_Dataset rows_:
══════
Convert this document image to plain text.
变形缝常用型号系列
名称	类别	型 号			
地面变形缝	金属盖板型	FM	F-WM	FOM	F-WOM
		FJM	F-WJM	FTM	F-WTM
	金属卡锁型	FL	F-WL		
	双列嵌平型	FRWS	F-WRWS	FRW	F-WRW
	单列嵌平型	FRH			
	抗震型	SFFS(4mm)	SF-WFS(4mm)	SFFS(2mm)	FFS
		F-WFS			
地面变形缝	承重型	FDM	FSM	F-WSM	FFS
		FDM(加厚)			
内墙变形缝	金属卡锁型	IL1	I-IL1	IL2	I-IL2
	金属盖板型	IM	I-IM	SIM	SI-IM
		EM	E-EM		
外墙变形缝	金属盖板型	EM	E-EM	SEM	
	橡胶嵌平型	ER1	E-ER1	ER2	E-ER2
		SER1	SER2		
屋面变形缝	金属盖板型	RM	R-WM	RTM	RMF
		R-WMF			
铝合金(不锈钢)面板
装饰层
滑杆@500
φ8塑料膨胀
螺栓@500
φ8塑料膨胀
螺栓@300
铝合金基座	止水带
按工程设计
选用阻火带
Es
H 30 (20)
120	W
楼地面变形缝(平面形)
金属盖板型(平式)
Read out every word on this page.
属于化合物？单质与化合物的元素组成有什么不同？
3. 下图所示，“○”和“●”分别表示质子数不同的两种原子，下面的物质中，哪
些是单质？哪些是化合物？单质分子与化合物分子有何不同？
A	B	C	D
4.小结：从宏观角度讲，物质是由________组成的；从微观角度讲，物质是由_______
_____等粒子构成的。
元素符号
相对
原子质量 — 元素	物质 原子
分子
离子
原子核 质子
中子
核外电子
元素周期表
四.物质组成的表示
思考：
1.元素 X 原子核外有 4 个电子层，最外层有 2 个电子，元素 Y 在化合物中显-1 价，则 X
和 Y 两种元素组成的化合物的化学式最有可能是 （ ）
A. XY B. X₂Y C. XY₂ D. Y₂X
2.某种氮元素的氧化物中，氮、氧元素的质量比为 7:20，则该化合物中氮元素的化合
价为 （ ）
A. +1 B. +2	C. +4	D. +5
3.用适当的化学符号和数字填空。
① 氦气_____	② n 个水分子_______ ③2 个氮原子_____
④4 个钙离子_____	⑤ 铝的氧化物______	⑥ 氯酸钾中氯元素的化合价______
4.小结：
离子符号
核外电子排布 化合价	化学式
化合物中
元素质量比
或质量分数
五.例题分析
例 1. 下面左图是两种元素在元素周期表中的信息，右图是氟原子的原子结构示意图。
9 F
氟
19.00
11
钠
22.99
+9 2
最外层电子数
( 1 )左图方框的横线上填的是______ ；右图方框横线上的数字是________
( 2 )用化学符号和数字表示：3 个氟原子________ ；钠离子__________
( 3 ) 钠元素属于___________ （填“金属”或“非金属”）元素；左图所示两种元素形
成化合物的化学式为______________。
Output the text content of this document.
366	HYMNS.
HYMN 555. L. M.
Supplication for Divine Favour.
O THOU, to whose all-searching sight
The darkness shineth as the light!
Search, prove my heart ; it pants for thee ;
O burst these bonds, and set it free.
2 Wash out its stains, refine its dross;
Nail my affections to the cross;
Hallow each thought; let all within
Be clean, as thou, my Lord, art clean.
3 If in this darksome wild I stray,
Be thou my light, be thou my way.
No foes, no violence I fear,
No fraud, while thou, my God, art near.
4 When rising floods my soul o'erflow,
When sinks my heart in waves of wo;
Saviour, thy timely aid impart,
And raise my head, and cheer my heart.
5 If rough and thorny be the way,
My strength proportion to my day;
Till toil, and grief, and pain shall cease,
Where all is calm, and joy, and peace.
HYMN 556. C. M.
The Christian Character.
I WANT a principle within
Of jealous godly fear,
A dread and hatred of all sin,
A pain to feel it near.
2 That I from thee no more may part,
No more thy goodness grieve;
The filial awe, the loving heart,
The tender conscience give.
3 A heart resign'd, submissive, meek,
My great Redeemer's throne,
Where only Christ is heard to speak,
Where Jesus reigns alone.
══════
_Problem statement_: Repeat the entries exactly, all of them.

_Task result_:
Convert this document image to plain text.
变形缝常用型号系列
名称	类别	型 号			
地面变形缝	金属盖板型	FM	F-WM	FOM	F-WOM
		FJM	F-WJM	FTM	F-WTM
	金属卡锁型	FL	F-WL		
	双列嵌平型	FRWS	F-WRWS	FRW	F-WRW
	单列嵌平型	FRH			
	抗震型	SFFS(4mm)	SF-WFS(4mm)	SFFS(2mm)	FFS
		F-WFS			
地面变形缝	承重型	FDM	FSM	F-WSM	FFS
		FDM(加厚)			
内墙变形缝	金属卡锁型	IL1	I-IL1	IL2	I-IL2
	金属盖板型	IM	I-IM	SIM	SI-IM
		EM	E-EM		
外墙变形缝	金属盖板型	EM	E-EM	SEM	
	橡胶嵌平型	ER1	E-ER1	ER2	E-ER2
		SER1	SER2		
屋面变形缝	金属盖板型	RM	R-WM	RTM	RMF
		R-WMF			
铝合金(不锈钢)面板
装饰层
滑杆@500
φ8塑料膨胀
螺栓@500
φ8塑料膨胀
螺栓@300
铝合金基座	止水带
按工程设计
选用阻火带
Es
H 30 (20)
120	W
楼地面变形缝(平面形)
金属盖板型(平式)
Read out every word on this page.
属于化合物？单质与化合物的元素组成有什么不同？
3. 下图所示，“○”和“●”分别表示质子数不同的两种原子，下面的物质中，哪
些是单质？哪些是化合物？单质分子与化合物分子有何不同？
A	B	C	D
4.小结：从宏观角度讲，物质是由________组成的；从微观角度讲，物质是由_______
_____等粒子构成的。
元素符号
相对
原子质量 — 元素	物质 原子
分子
离子
原子核 质子
中子
核外电子
元素周期表
四.物质组成的表示
思考：
1.元素 X 原子核外有 4 个电子层，最外层有 2 个电子，元素 Y 在化合物中显-1 价，则 X
和 Y 两种元素组成的化合物的化学式最有可能是 （ ）
A. XY B. X₂Y C. XY₂ D. Y₂X
2.某种氮元素的氧化物中，氮、氧元素的质量比为 7:20，则该化合物中氮元素的化合
价为 （ ）
A. +1 B. +2	C. +4	D. +5
3.用适当的化学符号和数字填空。
① 氦气_____	② n 个水分子_______ ③2 个氮原子_____
④4 个钙离子_____	⑤ 铝的氧化物______	⑥ 氯酸钾中氯元素的化合价______
4.小结：
离子符号
核外电子排布 化合价	化学式
化合物中
元素质量比
或质量分数
五.例题分析
例 1. 下面左图是两种元素在元素周期表中的信息，右图是氟原子的原子结构示意图。
9 F
氟
19.00
11
钠
22.99
+9 2
最外层电子数
( 1 )左图方框的横线上填的是______ ；右图方框横线上的数字是________
( 2 )用化学符号和数字表示：3 个氟原子________ ；钠离子__________
( 3 ) 钠元素属于___________ （填“金属”或“非金属”）元素；左图所示两种元素形
成化合物的化学式为______________。
Output the text content of this document.
366	HYMNS.
HYMN 555. L. M.
Supplication for Divine Favour.
O THOU, to whose all-searching sight
The darkness shineth as the light!
Search, prove my heart ; it pants for thee ;
O burst these bonds, and set it free.
2 Wash out its stains, refine its dross;
Nail my affections to the cross;
Hallow each thought; let all within
Be clean, as thou, my Lord, art clean.
3 If in this darksome wild I stray,
Be thou my light, be thou my way.
No foes, no violence I fear,
No fraud, while thou, my God, art near.
4 When rising floods my soul o'erflow,
When sinks my heart in waves of wo;
Saviour, thy timely aid impart,
And raise my head, and cheer my heart.
5 If rough and thorny be the way,
My strength proportion to my day;
Till toil, and grief, and pain shall cease,
Where all is calm, and joy, and peace.
HYMN 556. C. M.
The Christian Character.
I WANT a principle within
Of jealous godly fear,
A dread and hatred of all sin,
A pain to feel it near.
2 That I from thee no more may part,
No more thy goodness grieve;
The filial awe, the loving heart,
The tender conscience give.
3 A heart resign'd, submissive, meek,
My great Redeemer's throne,
Where only Christ is heard to speak,
Where Jesus reigns alone.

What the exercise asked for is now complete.